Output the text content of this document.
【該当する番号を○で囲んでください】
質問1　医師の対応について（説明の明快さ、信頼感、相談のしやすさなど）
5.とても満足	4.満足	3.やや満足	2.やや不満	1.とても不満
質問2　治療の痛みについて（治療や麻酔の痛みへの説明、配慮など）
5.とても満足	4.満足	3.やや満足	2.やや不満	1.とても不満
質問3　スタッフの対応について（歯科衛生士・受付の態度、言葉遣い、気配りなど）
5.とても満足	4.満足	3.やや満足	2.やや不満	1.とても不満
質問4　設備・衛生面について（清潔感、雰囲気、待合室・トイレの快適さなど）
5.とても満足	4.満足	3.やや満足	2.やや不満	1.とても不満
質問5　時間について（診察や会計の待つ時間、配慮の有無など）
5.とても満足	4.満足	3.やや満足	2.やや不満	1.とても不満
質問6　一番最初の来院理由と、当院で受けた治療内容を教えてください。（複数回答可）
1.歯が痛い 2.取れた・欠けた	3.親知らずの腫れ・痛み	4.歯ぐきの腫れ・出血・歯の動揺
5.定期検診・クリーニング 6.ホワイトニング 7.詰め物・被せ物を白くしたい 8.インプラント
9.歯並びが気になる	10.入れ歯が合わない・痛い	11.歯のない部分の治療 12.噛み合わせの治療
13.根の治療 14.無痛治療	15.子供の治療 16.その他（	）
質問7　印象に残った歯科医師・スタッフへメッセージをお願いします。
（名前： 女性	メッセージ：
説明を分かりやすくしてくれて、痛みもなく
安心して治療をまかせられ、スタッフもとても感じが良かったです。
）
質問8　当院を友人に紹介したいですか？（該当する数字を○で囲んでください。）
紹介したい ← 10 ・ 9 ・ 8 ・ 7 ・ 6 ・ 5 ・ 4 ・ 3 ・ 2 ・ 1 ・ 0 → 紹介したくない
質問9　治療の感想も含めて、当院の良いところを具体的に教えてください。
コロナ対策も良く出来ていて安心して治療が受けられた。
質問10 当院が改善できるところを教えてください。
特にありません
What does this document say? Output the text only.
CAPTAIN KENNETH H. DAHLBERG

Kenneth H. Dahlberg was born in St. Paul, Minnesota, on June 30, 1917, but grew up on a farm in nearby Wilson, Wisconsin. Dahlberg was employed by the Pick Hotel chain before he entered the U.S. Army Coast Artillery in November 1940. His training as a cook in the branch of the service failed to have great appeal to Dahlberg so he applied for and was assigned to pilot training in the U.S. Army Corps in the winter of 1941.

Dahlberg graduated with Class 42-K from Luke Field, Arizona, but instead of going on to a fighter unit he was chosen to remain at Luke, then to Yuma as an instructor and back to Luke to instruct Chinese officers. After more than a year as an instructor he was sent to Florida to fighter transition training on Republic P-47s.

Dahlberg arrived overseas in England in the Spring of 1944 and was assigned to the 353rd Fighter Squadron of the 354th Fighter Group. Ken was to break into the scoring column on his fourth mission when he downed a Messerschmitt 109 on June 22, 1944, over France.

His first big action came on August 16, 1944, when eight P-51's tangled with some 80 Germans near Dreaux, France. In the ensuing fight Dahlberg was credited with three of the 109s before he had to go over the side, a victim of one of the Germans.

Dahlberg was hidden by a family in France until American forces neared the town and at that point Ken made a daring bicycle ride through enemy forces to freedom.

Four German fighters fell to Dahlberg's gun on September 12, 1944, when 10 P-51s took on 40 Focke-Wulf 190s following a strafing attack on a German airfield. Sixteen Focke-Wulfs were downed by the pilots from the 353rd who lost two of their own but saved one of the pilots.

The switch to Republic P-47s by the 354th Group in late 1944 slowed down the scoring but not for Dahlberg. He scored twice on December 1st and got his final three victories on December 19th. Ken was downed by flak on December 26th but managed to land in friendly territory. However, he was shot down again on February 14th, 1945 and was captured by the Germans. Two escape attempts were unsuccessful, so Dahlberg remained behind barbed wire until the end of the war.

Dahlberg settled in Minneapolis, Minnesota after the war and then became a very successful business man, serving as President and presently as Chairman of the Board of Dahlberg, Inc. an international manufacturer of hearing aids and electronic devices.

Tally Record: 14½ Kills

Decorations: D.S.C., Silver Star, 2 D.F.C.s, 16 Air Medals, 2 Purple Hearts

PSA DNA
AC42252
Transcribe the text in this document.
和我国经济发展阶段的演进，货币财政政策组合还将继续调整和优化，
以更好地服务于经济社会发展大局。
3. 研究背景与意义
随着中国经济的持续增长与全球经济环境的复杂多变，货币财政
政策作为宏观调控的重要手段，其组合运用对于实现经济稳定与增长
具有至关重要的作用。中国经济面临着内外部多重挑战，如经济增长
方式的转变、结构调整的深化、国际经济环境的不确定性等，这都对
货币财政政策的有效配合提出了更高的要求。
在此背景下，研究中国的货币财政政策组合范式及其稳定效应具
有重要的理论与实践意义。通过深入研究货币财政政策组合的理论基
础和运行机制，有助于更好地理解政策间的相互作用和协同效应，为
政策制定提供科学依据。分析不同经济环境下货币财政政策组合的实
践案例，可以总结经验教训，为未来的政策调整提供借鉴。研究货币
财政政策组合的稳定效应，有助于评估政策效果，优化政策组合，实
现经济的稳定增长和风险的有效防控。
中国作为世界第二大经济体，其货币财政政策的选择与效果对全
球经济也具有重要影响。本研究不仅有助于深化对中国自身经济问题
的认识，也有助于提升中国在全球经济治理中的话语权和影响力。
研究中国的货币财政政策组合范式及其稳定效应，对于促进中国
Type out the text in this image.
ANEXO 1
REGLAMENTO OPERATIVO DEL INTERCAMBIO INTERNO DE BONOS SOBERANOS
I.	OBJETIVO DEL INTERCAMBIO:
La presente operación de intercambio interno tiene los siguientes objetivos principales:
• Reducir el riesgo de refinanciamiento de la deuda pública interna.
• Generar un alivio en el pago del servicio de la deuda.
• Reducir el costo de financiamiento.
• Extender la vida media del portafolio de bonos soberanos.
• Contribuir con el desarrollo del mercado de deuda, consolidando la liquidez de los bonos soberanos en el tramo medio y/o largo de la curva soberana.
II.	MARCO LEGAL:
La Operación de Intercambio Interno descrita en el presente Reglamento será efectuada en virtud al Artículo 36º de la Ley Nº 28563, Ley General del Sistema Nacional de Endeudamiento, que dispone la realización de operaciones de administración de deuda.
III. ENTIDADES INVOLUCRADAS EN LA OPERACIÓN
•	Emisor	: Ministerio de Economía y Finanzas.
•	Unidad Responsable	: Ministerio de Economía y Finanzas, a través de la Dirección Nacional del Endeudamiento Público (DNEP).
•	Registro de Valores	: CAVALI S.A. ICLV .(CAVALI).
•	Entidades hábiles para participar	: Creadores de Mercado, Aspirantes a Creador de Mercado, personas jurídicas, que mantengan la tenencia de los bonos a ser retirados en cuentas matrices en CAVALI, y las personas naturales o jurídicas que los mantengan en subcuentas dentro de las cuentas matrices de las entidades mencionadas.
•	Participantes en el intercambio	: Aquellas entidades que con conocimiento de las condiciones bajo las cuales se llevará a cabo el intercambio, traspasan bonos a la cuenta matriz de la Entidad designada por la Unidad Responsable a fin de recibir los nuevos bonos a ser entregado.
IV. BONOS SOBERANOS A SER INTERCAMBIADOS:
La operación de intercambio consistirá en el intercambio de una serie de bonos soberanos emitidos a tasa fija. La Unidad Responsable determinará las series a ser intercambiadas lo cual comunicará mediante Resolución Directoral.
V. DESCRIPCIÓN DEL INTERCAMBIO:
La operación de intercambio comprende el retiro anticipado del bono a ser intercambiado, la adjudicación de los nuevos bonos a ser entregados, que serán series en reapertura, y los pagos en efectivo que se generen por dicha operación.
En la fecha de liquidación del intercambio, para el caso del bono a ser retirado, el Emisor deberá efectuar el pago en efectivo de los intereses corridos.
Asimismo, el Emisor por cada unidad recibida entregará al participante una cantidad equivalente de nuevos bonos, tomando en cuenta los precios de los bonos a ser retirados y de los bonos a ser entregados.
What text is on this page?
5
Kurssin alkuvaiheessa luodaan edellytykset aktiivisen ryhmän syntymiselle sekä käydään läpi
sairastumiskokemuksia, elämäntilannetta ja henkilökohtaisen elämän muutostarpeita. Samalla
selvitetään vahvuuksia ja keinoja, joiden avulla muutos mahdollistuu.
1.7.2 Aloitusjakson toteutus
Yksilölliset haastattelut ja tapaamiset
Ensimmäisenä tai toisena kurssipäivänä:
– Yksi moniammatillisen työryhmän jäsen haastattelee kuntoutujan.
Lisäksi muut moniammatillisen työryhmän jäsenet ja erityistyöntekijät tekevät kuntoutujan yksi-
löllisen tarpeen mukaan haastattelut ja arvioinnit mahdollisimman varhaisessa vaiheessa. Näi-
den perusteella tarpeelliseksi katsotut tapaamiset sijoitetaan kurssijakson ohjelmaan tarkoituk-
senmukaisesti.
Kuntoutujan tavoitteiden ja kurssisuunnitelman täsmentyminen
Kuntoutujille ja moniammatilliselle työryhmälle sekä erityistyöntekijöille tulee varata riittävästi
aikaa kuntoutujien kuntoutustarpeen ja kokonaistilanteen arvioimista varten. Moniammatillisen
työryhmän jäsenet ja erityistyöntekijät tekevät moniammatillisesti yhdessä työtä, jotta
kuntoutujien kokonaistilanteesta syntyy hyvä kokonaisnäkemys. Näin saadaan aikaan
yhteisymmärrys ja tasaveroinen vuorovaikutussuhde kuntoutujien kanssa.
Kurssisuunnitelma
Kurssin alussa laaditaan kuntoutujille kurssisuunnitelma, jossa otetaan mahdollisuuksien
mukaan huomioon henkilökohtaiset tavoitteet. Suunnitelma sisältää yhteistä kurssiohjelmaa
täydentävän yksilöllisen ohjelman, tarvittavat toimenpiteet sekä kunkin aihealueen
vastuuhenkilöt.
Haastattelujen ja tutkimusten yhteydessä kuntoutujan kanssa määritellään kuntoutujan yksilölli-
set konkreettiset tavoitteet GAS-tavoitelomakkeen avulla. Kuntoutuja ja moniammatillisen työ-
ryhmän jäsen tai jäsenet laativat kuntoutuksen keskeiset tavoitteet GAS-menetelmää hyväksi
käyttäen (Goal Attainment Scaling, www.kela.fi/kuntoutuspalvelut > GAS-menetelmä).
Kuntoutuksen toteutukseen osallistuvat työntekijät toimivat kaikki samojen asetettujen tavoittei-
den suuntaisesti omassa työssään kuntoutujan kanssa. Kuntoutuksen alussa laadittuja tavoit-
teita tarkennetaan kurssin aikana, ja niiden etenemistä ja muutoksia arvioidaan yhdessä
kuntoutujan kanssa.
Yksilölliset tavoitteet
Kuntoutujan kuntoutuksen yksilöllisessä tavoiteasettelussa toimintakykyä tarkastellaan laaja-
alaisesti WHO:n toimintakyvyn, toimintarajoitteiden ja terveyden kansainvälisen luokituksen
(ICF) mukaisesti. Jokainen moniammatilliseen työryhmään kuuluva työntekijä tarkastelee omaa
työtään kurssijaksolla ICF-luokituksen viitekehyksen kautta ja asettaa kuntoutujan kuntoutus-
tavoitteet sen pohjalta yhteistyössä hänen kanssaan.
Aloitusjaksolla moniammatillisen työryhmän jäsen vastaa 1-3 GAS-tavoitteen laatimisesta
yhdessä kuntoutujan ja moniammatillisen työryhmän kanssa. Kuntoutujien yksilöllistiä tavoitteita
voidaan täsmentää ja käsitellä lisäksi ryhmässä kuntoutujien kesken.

┄┄┄┄┄┄

== TASK ==
Tell how many lines in the material above include the word "text", giving the number only.

== TASK RESULT ==
5